(Quelldokument)
-*-*-

JudikaturOLG Wien

32Bs154/25v – OLG Wien Entscheidung

Entscheidung
Öffentliches Recht
24. Juli 2025

Kopf

Das Oberlandesgericht Wien als Vollzugssenat nach § 16a StVG hat durch die Senatspräsidentin Mag. Seidl als Vorsitzende sowie die Richterin Dr. Vetter und die fachkundige Laienrichterin Hofrätin Mag. Killinger, BA MA als weitere Senatsmitglieder in der Vollzugssache des A* über dessen Beschwerde gegen den Beschluss des Landesgerichts für Strafsachen Graz als Vollzugsgericht vom 11. April 2025, GZ *11, nach § 121b Abs 3 StVG in nichtöffentlicher Sitzung den

Beschluss

gefasst:

Spruch

Der Beschwerde wird Folge gegeben und der angefochtene Beschluss in Ansehung der Entscheidung über die Erledigung des Leiters des Justizanstalt *

1) vom 14. November 2024 ersatzlos aufgehoben ;

2) vom 28. Oktober 2024 aufgehoben und in der Sache selbst erkannt:

Dem Anstaltsleiter der Justizanstalt * wird die inhaltliche Entscheidung über die Beschwerde des A* vom 24. September 2024 aufgetragen.

Text

Begründung

Mit dem angefochtenen Beschluss wies das Erstgericht eine Beschwerde des A* vom 1. November 2024 (ON 1.7 S 1 ff) gegen die Entscheidung des Anstaltsleiters der Justizanstalt * vom 28. Oktober 2024 (ON 1.5 S 4 iVm S 1) ab.

Weiters erkannte das Erstgericht auch über die Erledigung des Anstaltsleiters vom 14. November 2024 bezüglich einer Beschwerde des A* gegen die Unterbringung in einer besonders gesicherten Zelle am 20. September 2024 (BS 6 und BS 7 f).

-*-*-

(Zu lösende Aufgaben)
1. Welches Datum trägt laut der Entscheidung der angefochtene Beschluss des Vollzugsgerichts?
2. Schreib aus der Entscheidung alles von „2) vom 28. Oktober“ bis hinunter zu „iVm S 1) ab.“ unverändert ab.
Stütze dich dabei allein auf die Entscheidung oben.

(Datenzeilen)
-*-*-

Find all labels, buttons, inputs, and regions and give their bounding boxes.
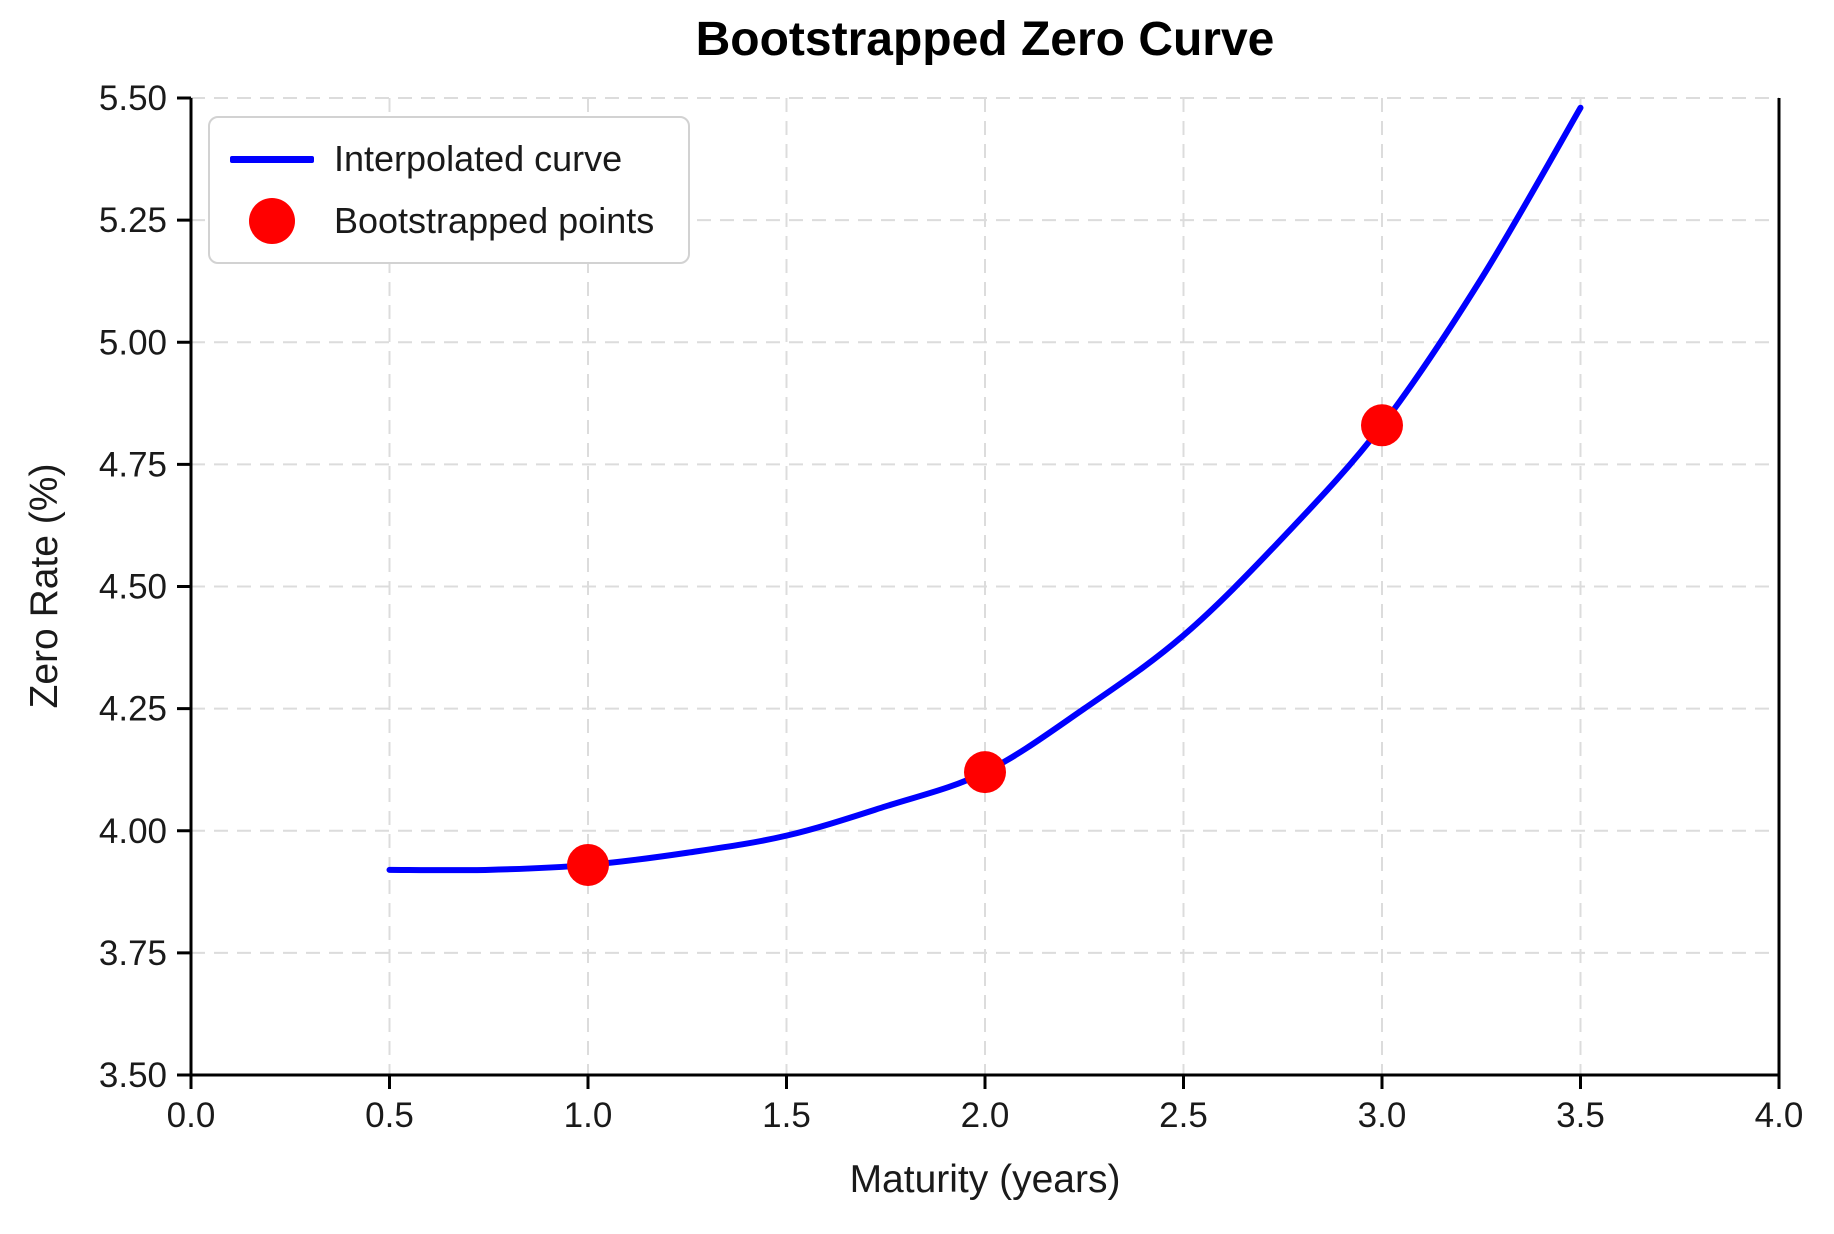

-*-*-

(Ergebnisse in Reihenfolge)
1. Den 11. April 2025.

2.
2) vom 28. Oktober 2024 aufgehoben und in der Sache selbst erkannt:

Dem Anstaltsleiter der Justizanstalt * wird die inhaltliche Entscheidung über die Beschwerde des A* vom 24. September 2024 aufgetragen.

Text

Begründung

Mit dem angefochtenen Beschluss wies das Erstgericht eine Beschwerde des A* vom 1. November 2024 (ON 1.7 S 1 ff) gegen die Entscheidung des Anstaltsleiters der Justizanstalt * vom 28. Oktober 2024 (ON 1.5 S 4 iVm S 1) ab.